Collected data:
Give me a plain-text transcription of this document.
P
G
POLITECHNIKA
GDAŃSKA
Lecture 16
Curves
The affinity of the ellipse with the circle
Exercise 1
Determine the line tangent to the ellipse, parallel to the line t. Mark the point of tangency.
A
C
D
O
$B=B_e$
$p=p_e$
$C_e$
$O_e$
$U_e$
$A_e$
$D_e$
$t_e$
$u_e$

YOUR TASK: Set down each entry again, unchanged.

RESPONSE TO THE TASK:
Give me a plain-text transcription of this document.
P
G
POLITECHNIKA
GDAŃSKA
Lecture 16
Curves
The affinity of the ellipse with the circle
Exercise 1
Determine the line tangent to the ellipse, parallel to the line t. Mark the point of tangency.
A
C
D
O
$B=B_e$
$p=p_e$
$C_e$
$O_e$
$U_e$
$A_e$
$D_e$
$t_e$
$u_e$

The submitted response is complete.